## Given problem 1
In two sentences, summarize the widest path passage.
## Given problem 2
In the widest path passage, how is the width of a path defined?
## Given problem 3
Resume the widest path passage after its final sentence.

## Text provided
#####

In the widest path problem, an edge weight \(w(v,v')\) is thought of as its capacity, and the capacity of a path is determined by its bottleneck. The problem asks for a path with the greatest capacity. In this paper, we use the following all-source single-destination version of the problem.

Definition 2.8

(the widest path problem (WPP)). A (finite) path in \(\mathcal {W}=(V,E,w)\) is a sequence \(v_{0}v_{1}\dotsc v_{n}\) of vertices such that \((v_{i},v_{i+1})\in E\) for each \(i\in [0,n-1]\). The width of a path \(v_{0}v_{1}\dotsc v_{n}\) is given by \(\min _{i\in [0,n-1]}w(v_{i},v_{i+1})\).

#####

Data entries
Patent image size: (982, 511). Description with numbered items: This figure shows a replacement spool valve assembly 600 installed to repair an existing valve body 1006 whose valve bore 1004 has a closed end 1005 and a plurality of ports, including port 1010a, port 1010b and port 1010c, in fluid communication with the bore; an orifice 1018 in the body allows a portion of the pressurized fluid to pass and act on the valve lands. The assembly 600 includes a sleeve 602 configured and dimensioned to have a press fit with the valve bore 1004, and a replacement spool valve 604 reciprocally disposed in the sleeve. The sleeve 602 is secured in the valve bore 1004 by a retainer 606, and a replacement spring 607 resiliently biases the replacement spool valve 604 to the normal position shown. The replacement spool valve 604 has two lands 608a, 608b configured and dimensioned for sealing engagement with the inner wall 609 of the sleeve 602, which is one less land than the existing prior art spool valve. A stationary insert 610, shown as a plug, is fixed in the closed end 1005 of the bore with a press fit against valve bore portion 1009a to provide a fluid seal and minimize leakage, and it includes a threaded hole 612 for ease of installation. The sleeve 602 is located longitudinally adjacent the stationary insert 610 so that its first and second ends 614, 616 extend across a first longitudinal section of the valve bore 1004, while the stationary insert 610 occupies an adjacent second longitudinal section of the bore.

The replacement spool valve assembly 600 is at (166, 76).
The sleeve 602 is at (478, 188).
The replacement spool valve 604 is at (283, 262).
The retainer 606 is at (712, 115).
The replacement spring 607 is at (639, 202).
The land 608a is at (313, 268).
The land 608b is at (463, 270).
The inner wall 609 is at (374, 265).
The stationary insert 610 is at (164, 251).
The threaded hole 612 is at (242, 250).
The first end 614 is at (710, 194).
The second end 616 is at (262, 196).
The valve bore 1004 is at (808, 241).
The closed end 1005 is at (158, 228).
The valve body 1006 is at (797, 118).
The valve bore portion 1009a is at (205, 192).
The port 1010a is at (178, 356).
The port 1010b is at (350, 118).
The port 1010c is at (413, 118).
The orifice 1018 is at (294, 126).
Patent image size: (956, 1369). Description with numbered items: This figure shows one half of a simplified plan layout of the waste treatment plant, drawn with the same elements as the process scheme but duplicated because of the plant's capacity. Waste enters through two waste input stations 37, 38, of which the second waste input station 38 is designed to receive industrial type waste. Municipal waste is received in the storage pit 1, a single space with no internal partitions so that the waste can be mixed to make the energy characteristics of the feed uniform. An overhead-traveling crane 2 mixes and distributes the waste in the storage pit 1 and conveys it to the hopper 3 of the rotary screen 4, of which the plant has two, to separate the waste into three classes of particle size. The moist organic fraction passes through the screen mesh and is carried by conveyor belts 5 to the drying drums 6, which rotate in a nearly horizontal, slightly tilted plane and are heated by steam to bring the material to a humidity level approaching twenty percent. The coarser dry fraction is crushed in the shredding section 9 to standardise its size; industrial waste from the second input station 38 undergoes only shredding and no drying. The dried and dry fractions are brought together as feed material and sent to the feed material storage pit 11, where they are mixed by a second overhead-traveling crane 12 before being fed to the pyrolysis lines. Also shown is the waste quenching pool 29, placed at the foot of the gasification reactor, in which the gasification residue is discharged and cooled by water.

#####

## Exercise response 1
In the widest path problem, each edge weight is treated as a capacity, a path's capacity is determined by its bottleneck, and the goal is a path with the greatest capacity. The passage uses an all-source single-destination version and defines a path as a sequence of vertices joined by consecutive edges, with its width equal to the minimum weight among those edges.

## Exercise response 2
The width of a path is the minimum of the weights w(v_i, v_{i+1}) taken over all i in [0, n-1].

## Exercise response 3
The widest path problem is the following problem.

  • Given: a WG \(\mathcal {W}=(V,E,w)\) and a target vertex \(v_{\mathrm {t}}\in V.\)

  • Answer: for each \(v\in V\), the widest width of the paths from v to \(v_{\mathrm {t}}\), that is,

    $$\begin{aligned} \max _{n\in \mathbb {N}, v=v_{0},v_{1},\dotsc , v_{n}=v_{\mathrm {t}}} \min _{i\in [0,n-1]} w(v_{i},v_{i+1}), \end{aligned}$$

We let \(\mathrm {WPW}(\mathcal {W},v_{\mathrm {t}})\) denote a function that solves this problem, and let \(\mathrm{WPath}(\mathcal {W},v_{\mathrm {t}})\) denote a function that assigns to each \(v\in V\) a widest path to \(v_{\mathrm {t}}\). Furthermore, we assume the following property of \(\mathrm{WPath}\): if \(\mathrm{WPath}(\mathcal {W},v_{\mathrm {t}})(v_{0})=v_{0}v_{1}\dotsc v_{k}v_{\mathrm {t}}\), then \(\mathrm{WPath}(\mathcal {W},v_{\mathrm {t}})(v_{i})=v_{i}v_{i+1}\dotsc v_{k}v_{\mathrm {t}}\) for each \(i\in [0,k]\).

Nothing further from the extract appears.